* Your objective *
Pull every "name" line out of the data below.

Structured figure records
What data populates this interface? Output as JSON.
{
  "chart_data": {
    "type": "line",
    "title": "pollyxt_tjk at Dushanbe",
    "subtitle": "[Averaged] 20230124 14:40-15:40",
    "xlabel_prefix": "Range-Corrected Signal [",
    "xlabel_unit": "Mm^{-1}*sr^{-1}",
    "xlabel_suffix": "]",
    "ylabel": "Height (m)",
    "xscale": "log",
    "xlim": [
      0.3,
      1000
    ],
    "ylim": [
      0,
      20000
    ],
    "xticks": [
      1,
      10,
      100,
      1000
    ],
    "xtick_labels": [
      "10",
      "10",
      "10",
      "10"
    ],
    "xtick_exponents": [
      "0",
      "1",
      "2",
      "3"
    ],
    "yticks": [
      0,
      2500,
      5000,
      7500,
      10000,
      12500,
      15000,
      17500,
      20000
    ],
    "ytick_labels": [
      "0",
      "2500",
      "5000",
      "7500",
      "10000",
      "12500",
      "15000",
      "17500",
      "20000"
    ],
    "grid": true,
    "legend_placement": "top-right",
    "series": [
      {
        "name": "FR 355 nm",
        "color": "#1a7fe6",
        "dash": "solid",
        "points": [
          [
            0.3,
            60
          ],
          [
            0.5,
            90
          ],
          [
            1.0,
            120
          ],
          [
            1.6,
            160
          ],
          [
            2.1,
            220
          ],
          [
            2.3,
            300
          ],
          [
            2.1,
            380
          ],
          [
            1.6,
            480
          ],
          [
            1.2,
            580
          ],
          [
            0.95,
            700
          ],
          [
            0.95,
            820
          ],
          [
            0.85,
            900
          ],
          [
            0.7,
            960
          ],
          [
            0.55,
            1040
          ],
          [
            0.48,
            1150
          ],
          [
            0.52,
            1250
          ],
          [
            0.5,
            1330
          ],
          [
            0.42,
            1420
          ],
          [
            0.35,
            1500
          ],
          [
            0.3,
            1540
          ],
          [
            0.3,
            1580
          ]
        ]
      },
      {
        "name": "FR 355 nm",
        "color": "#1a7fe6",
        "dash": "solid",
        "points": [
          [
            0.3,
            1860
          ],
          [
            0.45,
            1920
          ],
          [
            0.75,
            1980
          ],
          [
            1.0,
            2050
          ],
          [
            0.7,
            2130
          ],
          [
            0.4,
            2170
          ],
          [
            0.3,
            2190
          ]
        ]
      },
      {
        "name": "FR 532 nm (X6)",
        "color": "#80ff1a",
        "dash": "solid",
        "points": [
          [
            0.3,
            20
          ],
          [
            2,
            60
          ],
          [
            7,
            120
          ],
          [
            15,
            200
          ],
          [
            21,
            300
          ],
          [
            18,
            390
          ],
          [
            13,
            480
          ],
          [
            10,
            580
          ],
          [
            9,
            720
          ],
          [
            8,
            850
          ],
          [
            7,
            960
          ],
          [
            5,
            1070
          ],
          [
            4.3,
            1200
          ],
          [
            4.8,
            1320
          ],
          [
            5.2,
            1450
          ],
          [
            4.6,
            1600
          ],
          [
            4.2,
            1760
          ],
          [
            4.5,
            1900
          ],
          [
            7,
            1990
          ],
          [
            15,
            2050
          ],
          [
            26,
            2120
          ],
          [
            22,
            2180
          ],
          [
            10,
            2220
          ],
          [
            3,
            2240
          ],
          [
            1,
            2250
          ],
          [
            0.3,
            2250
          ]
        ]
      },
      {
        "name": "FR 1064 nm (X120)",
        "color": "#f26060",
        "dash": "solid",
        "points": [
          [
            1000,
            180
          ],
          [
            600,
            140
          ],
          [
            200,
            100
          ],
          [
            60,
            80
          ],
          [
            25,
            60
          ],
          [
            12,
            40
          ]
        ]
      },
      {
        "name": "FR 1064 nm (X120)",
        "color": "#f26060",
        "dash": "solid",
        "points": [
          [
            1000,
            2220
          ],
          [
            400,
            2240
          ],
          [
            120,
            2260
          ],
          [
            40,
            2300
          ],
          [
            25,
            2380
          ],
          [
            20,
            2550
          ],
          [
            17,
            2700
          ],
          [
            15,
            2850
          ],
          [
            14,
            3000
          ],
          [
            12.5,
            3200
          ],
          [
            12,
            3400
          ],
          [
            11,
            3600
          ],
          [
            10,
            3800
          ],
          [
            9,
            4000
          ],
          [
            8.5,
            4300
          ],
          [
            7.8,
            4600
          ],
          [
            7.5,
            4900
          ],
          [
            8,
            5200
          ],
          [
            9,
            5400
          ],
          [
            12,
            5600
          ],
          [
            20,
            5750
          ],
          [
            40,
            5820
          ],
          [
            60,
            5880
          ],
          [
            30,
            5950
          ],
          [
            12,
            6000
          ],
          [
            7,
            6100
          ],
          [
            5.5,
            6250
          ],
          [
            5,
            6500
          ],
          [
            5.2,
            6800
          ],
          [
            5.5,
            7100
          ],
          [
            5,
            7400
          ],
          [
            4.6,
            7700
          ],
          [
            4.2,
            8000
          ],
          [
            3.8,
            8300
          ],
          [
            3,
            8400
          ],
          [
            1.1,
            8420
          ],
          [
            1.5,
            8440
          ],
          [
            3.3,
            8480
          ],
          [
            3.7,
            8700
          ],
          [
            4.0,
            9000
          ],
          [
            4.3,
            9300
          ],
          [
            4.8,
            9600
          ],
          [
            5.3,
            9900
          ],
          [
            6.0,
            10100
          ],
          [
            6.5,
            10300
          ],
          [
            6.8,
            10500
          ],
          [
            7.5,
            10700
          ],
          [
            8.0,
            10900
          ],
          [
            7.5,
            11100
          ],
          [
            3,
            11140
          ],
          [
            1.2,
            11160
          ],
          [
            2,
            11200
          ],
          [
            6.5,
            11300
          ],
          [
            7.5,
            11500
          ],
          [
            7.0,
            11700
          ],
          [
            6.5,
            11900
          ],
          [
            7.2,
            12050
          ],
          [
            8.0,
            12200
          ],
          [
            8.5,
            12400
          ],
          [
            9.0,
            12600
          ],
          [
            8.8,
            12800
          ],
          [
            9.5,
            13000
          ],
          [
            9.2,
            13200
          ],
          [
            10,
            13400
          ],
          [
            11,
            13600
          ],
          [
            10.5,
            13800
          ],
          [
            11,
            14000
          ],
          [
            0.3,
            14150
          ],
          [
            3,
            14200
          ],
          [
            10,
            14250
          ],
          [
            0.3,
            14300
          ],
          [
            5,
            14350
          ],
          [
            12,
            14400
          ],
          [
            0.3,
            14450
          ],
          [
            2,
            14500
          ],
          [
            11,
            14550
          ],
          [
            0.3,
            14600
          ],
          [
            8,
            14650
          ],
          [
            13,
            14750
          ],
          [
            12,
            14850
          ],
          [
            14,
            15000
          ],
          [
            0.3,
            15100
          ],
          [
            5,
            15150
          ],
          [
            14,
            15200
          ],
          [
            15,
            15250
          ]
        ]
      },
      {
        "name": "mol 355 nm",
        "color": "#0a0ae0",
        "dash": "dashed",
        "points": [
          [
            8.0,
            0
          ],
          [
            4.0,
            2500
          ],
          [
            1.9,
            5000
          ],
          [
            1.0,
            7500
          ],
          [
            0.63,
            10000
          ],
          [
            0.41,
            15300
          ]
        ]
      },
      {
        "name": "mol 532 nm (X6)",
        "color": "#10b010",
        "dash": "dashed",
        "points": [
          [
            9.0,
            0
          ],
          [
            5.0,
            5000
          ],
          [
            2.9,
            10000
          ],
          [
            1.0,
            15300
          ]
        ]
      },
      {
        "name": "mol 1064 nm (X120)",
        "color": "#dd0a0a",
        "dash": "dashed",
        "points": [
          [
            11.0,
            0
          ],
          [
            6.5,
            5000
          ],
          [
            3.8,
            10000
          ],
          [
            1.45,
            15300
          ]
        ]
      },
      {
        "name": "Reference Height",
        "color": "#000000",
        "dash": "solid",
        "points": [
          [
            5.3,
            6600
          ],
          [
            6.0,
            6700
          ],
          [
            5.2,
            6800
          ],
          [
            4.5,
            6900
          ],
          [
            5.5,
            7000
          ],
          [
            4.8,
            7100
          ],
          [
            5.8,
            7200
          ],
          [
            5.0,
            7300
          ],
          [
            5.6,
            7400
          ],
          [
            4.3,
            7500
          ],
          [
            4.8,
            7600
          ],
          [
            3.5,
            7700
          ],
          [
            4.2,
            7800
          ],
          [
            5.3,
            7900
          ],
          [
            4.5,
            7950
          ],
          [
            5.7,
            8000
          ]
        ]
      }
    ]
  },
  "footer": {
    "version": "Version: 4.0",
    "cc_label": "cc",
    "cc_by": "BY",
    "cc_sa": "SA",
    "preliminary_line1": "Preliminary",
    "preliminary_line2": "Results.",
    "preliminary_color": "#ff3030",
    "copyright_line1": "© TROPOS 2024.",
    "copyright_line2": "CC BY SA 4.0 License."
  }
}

* Correct answer *
        "name": "FR 355 nm",
        "name": "FR 355 nm",
        "name": "FR 532 nm (X6)",
        "name": "FR 1064 nm (X120)",
        "name": "FR 1064 nm (X120)",
        "name": "mol 355 nm",
        "name": "mol 532 nm (X6)",
        "name": "mol 1064 nm (X120)",
        "name": "Reference Height",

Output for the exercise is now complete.